## Directive:
Retype the records below word for word and omit any image.

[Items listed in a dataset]
====
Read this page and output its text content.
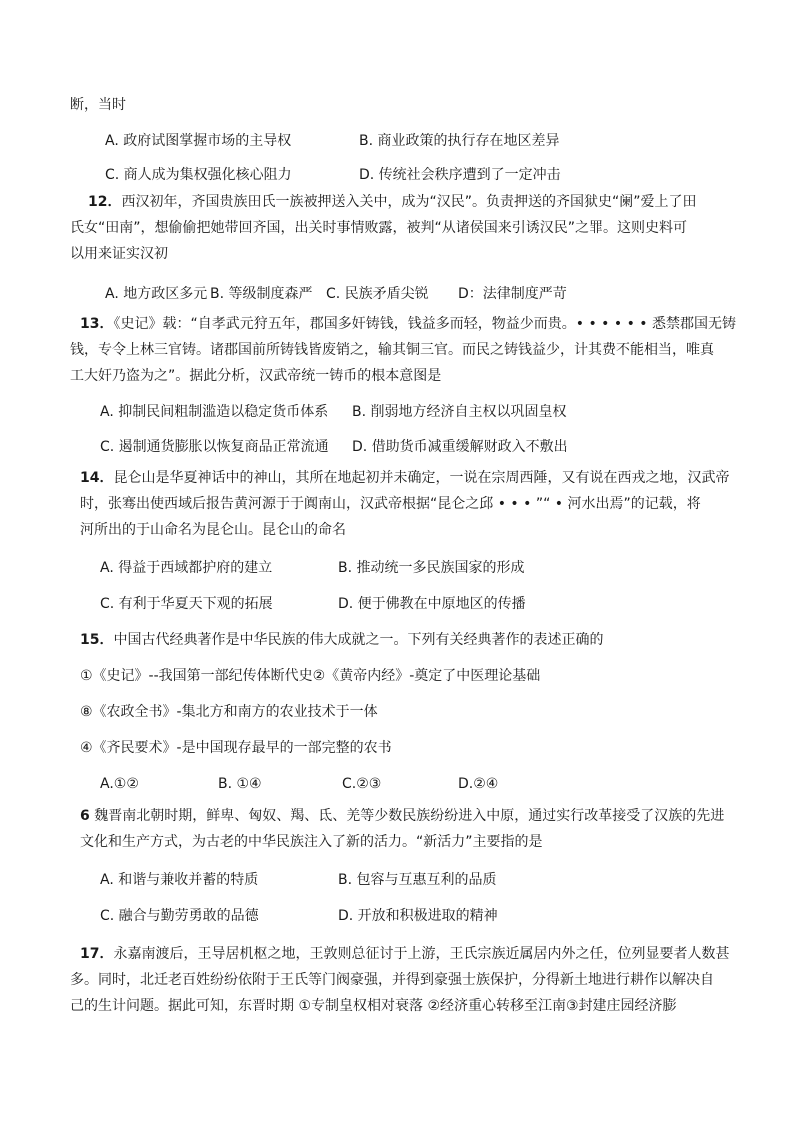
断，当时
A. 政府试图掌握市场的主导权	B. 商业政策的执行存在地区差异
C. 商人成为集权强化核心阻力	D. 传统社会秩序遭到了一定冲击
12．西汉初年，齐国贵族田氏一族被押送入关中，成为“汉民”。负责押送的齐国狱史“阑”爱上了田
氏女“田南”，想偷偷把她带回齐国，出关时事情败露，被判“从诸侯国来引诱汉民”之罪。这则史料可
以用来证实汉初
A. 地方政区多元 B. 等级制度森严 C. 民族矛盾尖锐 D：法律制度严苛
13．《史记》载：“自孝武元狩五年，郡国多奸铸钱，钱益多而轻，物益少而贵。• • • • • • 悉禁郡国无铸
钱，专令上林三官铸。诸郡国前所铸钱皆废销之，输其铜三官。而民之铸钱益少，计其费不能相当，唯真
工大奸乃盗为之”。据此分析，汉武帝统一铸币的根本意图是
A. 抑制民间粗制滥造以稳定货币体系 B. 削弱地方经济自主权以巩固皇权
C. 遏制通货膨胀以恢复商品正常流通 D. 借助货币减重缓解财政入不敷出
14．昆仑山是华夏神话中的神山，其所在地起初并未确定，一说在宗周西陲，又有说在西戎之地，汉武帝
时，张骞出使西域后报告黄河源于于阗南山，汉武帝根据“昆仑之邱 • • • ”“ • 河水出焉”的记载，将
河所出的于山命名为昆仑山。昆仑山的命名
A. 得益于西域都护府的建立	B. 推动统一多民族国家的形成
C. 有利于华夏天下观的拓展	D. 便于佛教在中原地区的传播
15．中国古代经典著作是中华民族的伟大成就之一。下列有关经典著作的表述正确的
①《史记》--我国第一部纪传体断代史②《黄帝内经》-奠定了中医理论基础
⑧《农政全书》-集北方和南方的农业技术于一体
④《齐民要术》-是中国现存最早的一部完整的农书
A.①②	B. ①④	C.②③	D.②④
6 魏晋南北朝时期，鲜卑、匈奴、羯、氐、羌等少数民族纷纷进入中原，通过实行改革接受了汉族的先进
文化和生产方式，为古老的中华民族注入了新的活力。“新活力”主要指的是
A. 和谐与兼收并蓄的特质	B. 包容与互惠互利的品质
C. 融合与勤劳勇敢的品德	D. 开放和积极进取的精神
17．永嘉南渡后，王导居机枢之地，王敦则总征讨于上游，王氏宗族近属居内外之任，位列显要者人数甚
多。同时，北迁老百姓纷纷依附于王氏等门阀豪强，并得到豪强士族保护，分得新土地进行耕作以解决自
己的生计问题。据此可知，东晋时期 ①专制皇权相对衰落 ②经济重心转移至江南③封建庄园经济膨
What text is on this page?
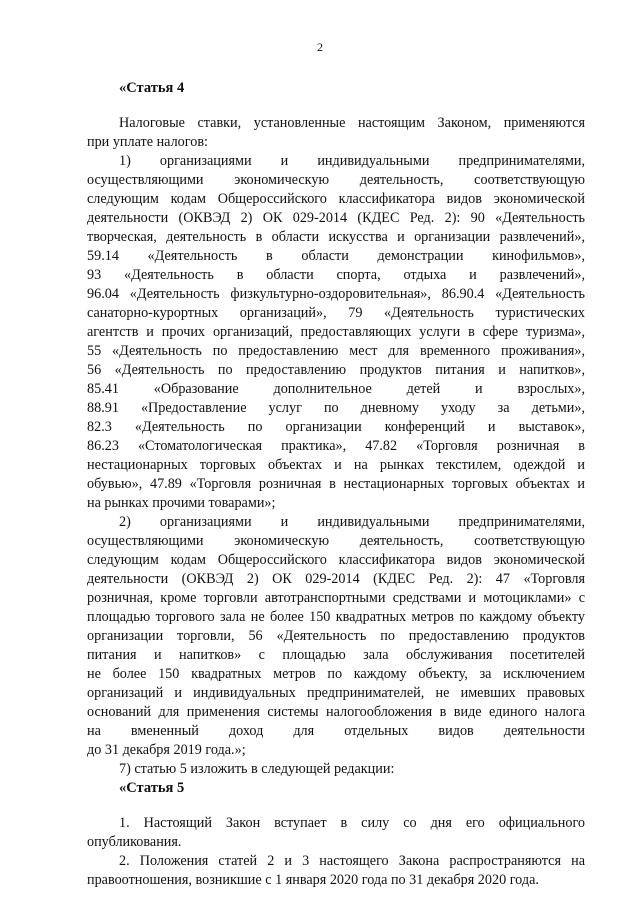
2
«Статья 4
Налоговые ставки, установленные настоящим Законом, применяются
при уплате налогов:
1) организациями и индивидуальными предпринимателями,
осуществляющими экономическую деятельность, соответствующую
следующим кодам Общероссийского классификатора видов экономической
деятельности (ОКВЭД 2) ОК 029-2014 (КДЕС Ред. 2): 90 «Деятельность
творческая, деятельность в области искусства и организации развлечений»,
59.14 «Деятельность в области демонстрации кинофильмов»,
93 «Деятельность в области спорта, отдыха и развлечений»,
96.04 «Деятельность физкультурно-оздоровительная», 86.90.4 «Деятельность
санаторно-курортных организаций», 79 «Деятельность туристических
агентств и прочих организаций, предоставляющих услуги в сфере туризма»,
55 «Деятельность по предоставлению мест для временного проживания»,
56 «Деятельность по предоставлению продуктов питания и напитков»,
85.41 «Образование дополнительное детей и взрослых»,
88.91 «Предоставление услуг по дневному уходу за детьми»,
82.3 «Деятельность по организации конференций и выставок»,
86.23 «Стоматологическая практика», 47.82 «Торговля розничная в
нестационарных торговых объектах и на рынках текстилем, одеждой и
обувью», 47.89 «Торговля розничная в нестационарных торговых объектах и
на рынках прочими товарами»;
2) организациями и индивидуальными предпринимателями,
осуществляющими экономическую деятельность, соответствующую
следующим кодам Общероссийского классификатора видов экономической
деятельности (ОКВЭД 2) ОК 029-2014 (КДЕС Ред. 2): 47 «Торговля
розничная, кроме торговли автотранспортными средствами и мотоциклами» с
площадью торгового зала не более 150 квадратных метров по каждому объекту
организации торговли, 56 «Деятельность по предоставлению продуктов
питания и напитков» с площадью зала обслуживания посетителей
не более 150 квадратных метров по каждому объекту, за исключением
организаций и индивидуальных предпринимателей, не имевших правовых
оснований для применения системы налогообложения в виде единого налога
на вмененный доход для отдельных видов деятельности
до 31 декабря 2019 года.»;
7) статью 5 изложить в следующей редакции:
«Статья 5
1. Настоящий Закон вступает в силу со дня его официального
опубликования.
2. Положения статей 2 и 3 настоящего Закона распространяются на
правоотношения, возникшие с 1 января 2020 года по 31 декабря 2020 года.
====
## Task result:
Read this page and output its text content.
断，当时
A. 政府试图掌握市场的主导权	B. 商业政策的执行存在地区差异
C. 商人成为集权强化核心阻力	D. 传统社会秩序遭到了一定冲击
12．西汉初年，齐国贵族田氏一族被押送入关中，成为“汉民”。负责押送的齐国狱史“阑”爱上了田
氏女“田南”，想偷偷把她带回齐国，出关时事情败露，被判“从诸侯国来引诱汉民”之罪。这则史料可
以用来证实汉初
A. 地方政区多元 B. 等级制度森严 C. 民族矛盾尖锐 D：法律制度严苛
13．《史记》载：“自孝武元狩五年，郡国多奸铸钱，钱益多而轻，物益少而贵。• • • • • • 悉禁郡国无铸
钱，专令上林三官铸。诸郡国前所铸钱皆废销之，输其铜三官。而民之铸钱益少，计其费不能相当，唯真
工大奸乃盗为之”。据此分析，汉武帝统一铸币的根本意图是
A. 抑制民间粗制滥造以稳定货币体系 B. 削弱地方经济自主权以巩固皇权
C. 遏制通货膨胀以恢复商品正常流通 D. 借助货币减重缓解财政入不敷出
14．昆仑山是华夏神话中的神山，其所在地起初并未确定，一说在宗周西陲，又有说在西戎之地，汉武帝
时，张骞出使西域后报告黄河源于于阗南山，汉武帝根据“昆仑之邱 • • • ”“ • 河水出焉”的记载，将
河所出的于山命名为昆仑山。昆仑山的命名
A. 得益于西域都护府的建立	B. 推动统一多民族国家的形成
C. 有利于华夏天下观的拓展	D. 便于佛教在中原地区的传播
15．中国古代经典著作是中华民族的伟大成就之一。下列有关经典著作的表述正确的
①《史记》--我国第一部纪传体断代史②《黄帝内经》-奠定了中医理论基础
⑧《农政全书》-集北方和南方的农业技术于一体
④《齐民要术》-是中国现存最早的一部完整的农书
A.①②	B. ①④	C.②③	D.②④
6 魏晋南北朝时期，鲜卑、匈奴、羯、氐、羌等少数民族纷纷进入中原，通过实行改革接受了汉族的先进
文化和生产方式，为古老的中华民族注入了新的活力。“新活力”主要指的是
A. 和谐与兼收并蓄的特质	B. 包容与互惠互利的品质
C. 融合与勤劳勇敢的品德	D. 开放和积极进取的精神
17．永嘉南渡后，王导居机枢之地，王敦则总征讨于上游，王氏宗族近属居内外之任，位列显要者人数甚
多。同时，北迁老百姓纷纷依附于王氏等门阀豪强，并得到豪强士族保护，分得新土地进行耕作以解决自
己的生计问题。据此可知，东晋时期 ①专制皇权相对衰落 ②经济重心转移至江南③封建庄园经济膨
What text is on this page?
2
«Статья 4
Налоговые ставки, установленные настоящим Законом, применяются
при уплате налогов:
1) организациями и индивидуальными предпринимателями,
осуществляющими экономическую деятельность, соответствующую
следующим кодам Общероссийского классификатора видов экономической
деятельности (ОКВЭД 2) ОК 029-2014 (КДЕС Ред. 2): 90 «Деятельность
творческая, деятельность в области искусства и организации развлечений»,
59.14 «Деятельность в области демонстрации кинофильмов»,
93 «Деятельность в области спорта, отдыха и развлечений»,
96.04 «Деятельность физкультурно-оздоровительная», 86.90.4 «Деятельность
санаторно-курортных организаций», 79 «Деятельность туристических
агентств и прочих организаций, предоставляющих услуги в сфере туризма»,
55 «Деятельность по предоставлению мест для временного проживания»,
56 «Деятельность по предоставлению продуктов питания и напитков»,
85.41 «Образование дополнительное детей и взрослых»,
88.91 «Предоставление услуг по дневному уходу за детьми»,
82.3 «Деятельность по организации конференций и выставок»,
86.23 «Стоматологическая практика», 47.82 «Торговля розничная в
нестационарных торговых объектах и на рынках текстилем, одеждой и
обувью», 47.89 «Торговля розничная в нестационарных торговых объектах и
на рынках прочими товарами»;
2) организациями и индивидуальными предпринимателями,
осуществляющими экономическую деятельность, соответствующую
следующим кодам Общероссийского классификатора видов экономической
деятельности (ОКВЭД 2) ОК 029-2014 (КДЕС Ред. 2): 47 «Торговля
розничная, кроме торговли автотранспортными средствами и мотоциклами» с
площадью торгового зала не более 150 квадратных метров по каждому объекту
организации торговли, 56 «Деятельность по предоставлению продуктов
питания и напитков» с площадью зала обслуживания посетителей
не более 150 квадратных метров по каждому объекту, за исключением
организаций и индивидуальных предпринимателей, не имевших правовых
оснований для применения системы налогообложения в виде единого налога
на вмененный доход для отдельных видов деятельности
до 31 декабря 2019 года.»;
7) статью 5 изложить в следующей редакции:
«Статья 5
1. Настоящий Закон вступает в силу со дня его официального
опубликования.
2. Положения статей 2 и 3 настоящего Закона распространяются на
правоотношения, возникшие с 1 января 2020 года по 31 декабря 2020 года.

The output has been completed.